Aim of the exercise
Reproduce the records below in full and without edits, omitting images.
* BEGIN *
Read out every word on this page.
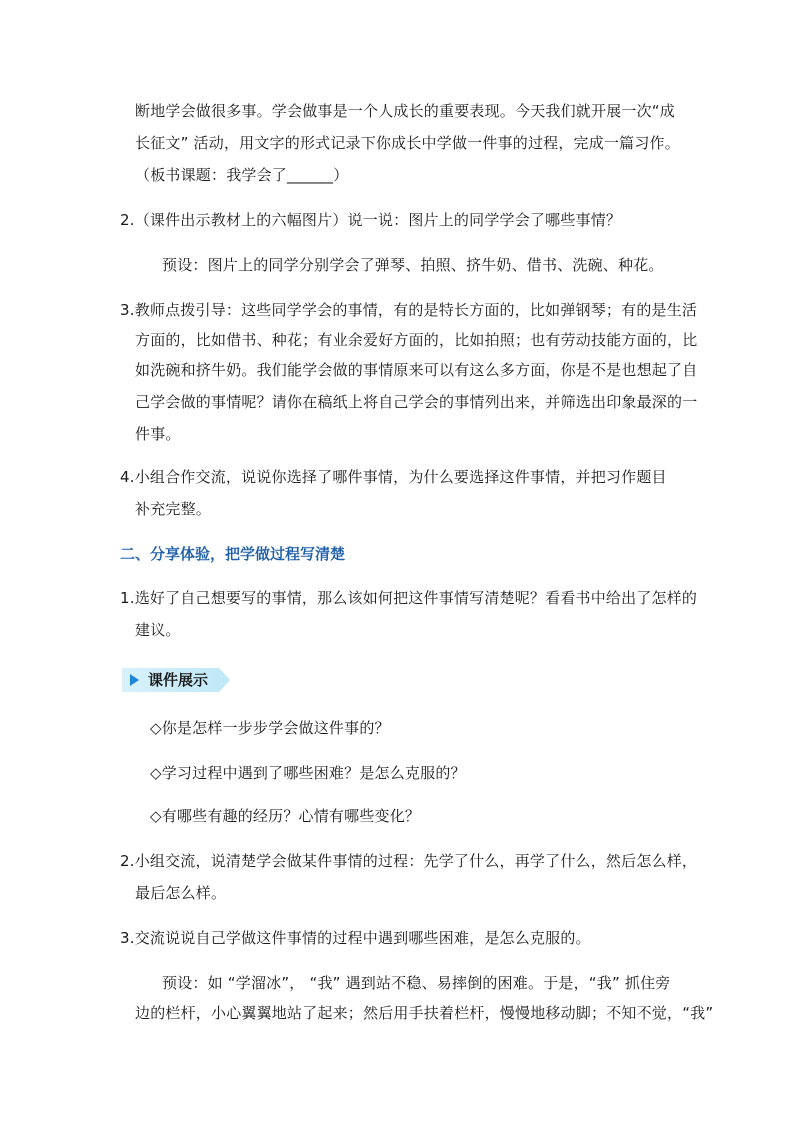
断地学会做很多事。学会做事是一个人成长的重要表现。今天我们就开展一次“成
长征文” 活动，用文字的形式记录下你成长中学做一件事的过程，完成一篇习作。
（板书课题：我学会了______）
2.（课件出示教材上的六幅图片）说一说：图片上的同学学会了哪些事情？
预设：图片上的同学分别学会了弹琴、拍照、挤牛奶、借书、洗碗、种花。
3.教师点拨引导：这些同学学会的事情，有的是特长方面的，比如弹钢琴；有的是生活
方面的，比如借书、种花；有业余爱好方面的，比如拍照；也有劳动技能方面的，比
如洗碗和挤牛奶。我们能学会做的事情原来可以有这么多方面，你是不是也想起了自
己学会做的事情呢？请你在稿纸上将自己学会的事情列出来，并筛选出印象最深的一
件事。
4.小组合作交流，说说你选择了哪件事情，为什么要选择这件事情，并把习作题目
补充完整。
二、分享体验，把学做过程写清楚
1.选好了自己想要写的事情，那么该如何把这件事情写清楚呢？看看书中给出了怎样的
建议。
课件展示
◇你是怎样一步步学会做这件事的？
◇学习过程中遇到了哪些困难？是怎么克服的？
◇有哪些有趣的经历？心情有哪些变化？
2.小组交流，说清楚学会做某件事情的过程：先学了什么，再学了什么，然后怎么样，
最后怎么样。
3.交流说说自己学做这件事情的过程中遇到哪些困难，是怎么克服的。
预设：如 “学溜冰”， “我” 遇到站不稳、易摔倒的困难。于是，“我” 抓住旁
边的栏杆，小心翼翼地站了起来；然后用手扶着栏杆，慢慢地移动脚；不知不觉，“我”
* END *
Result of the task
Read out every word on this page.
断地学会做很多事。学会做事是一个人成长的重要表现。今天我们就开展一次“成
长征文” 活动，用文字的形式记录下你成长中学做一件事的过程，完成一篇习作。
（板书课题：我学会了______）
2.（课件出示教材上的六幅图片）说一说：图片上的同学学会了哪些事情？
预设：图片上的同学分别学会了弹琴、拍照、挤牛奶、借书、洗碗、种花。
3.教师点拨引导：这些同学学会的事情，有的是特长方面的，比如弹钢琴；有的是生活
方面的，比如借书、种花；有业余爱好方面的，比如拍照；也有劳动技能方面的，比
如洗碗和挤牛奶。我们能学会做的事情原来可以有这么多方面，你是不是也想起了自
己学会做的事情呢？请你在稿纸上将自己学会的事情列出来，并筛选出印象最深的一
件事。
4.小组合作交流，说说你选择了哪件事情，为什么要选择这件事情，并把习作题目
补充完整。
二、分享体验，把学做过程写清楚
1.选好了自己想要写的事情，那么该如何把这件事情写清楚呢？看看书中给出了怎样的
建议。
课件展示
◇你是怎样一步步学会做这件事的？
◇学习过程中遇到了哪些困难？是怎么克服的？
◇有哪些有趣的经历？心情有哪些变化？
2.小组交流，说清楚学会做某件事情的过程：先学了什么，再学了什么，然后怎么样，
最后怎么样。
3.交流说说自己学做这件事情的过程中遇到哪些困难，是怎么克服的。
预设：如 “学溜冰”， “我” 遇到站不稳、易摔倒的困难。于是，“我” 抓住旁
边的栏杆，小心翼翼地站了起来；然后用手扶着栏杆，慢慢地移动脚；不知不觉，“我”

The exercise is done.